[Data entries]
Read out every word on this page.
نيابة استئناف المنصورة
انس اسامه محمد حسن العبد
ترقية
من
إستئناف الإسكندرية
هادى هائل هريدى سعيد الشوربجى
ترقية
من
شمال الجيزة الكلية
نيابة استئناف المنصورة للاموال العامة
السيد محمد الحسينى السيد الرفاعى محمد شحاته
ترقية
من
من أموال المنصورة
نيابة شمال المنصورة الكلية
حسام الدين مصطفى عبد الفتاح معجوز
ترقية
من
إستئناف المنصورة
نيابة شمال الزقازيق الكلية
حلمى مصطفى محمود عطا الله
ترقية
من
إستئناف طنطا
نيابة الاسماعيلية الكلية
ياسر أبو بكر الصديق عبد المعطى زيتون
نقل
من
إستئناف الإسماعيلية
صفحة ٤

--- TASK BRIEF ---
Go through the records and print each one exactly.

--- THE RESULT ---
Read out every word on this page.
نيابة استئناف المنصورة
انس اسامه محمد حسن العبد
ترقية
من
إستئناف الإسكندرية
هادى هائل هريدى سعيد الشوربجى
ترقية
من
شمال الجيزة الكلية
نيابة استئناف المنصورة للاموال العامة
السيد محمد الحسينى السيد الرفاعى محمد شحاته
ترقية
من
من أموال المنصورة
نيابة شمال المنصورة الكلية
حسام الدين مصطفى عبد الفتاح معجوز
ترقية
من
إستئناف المنصورة
نيابة شمال الزقازيق الكلية
حلمى مصطفى محمود عطا الله
ترقية
من
إستئناف طنطا
نيابة الاسماعيلية الكلية
ياسر أبو بكر الصديق عبد المعطى زيتون
نقل
من
إستئناف الإسماعيلية
صفحة ٤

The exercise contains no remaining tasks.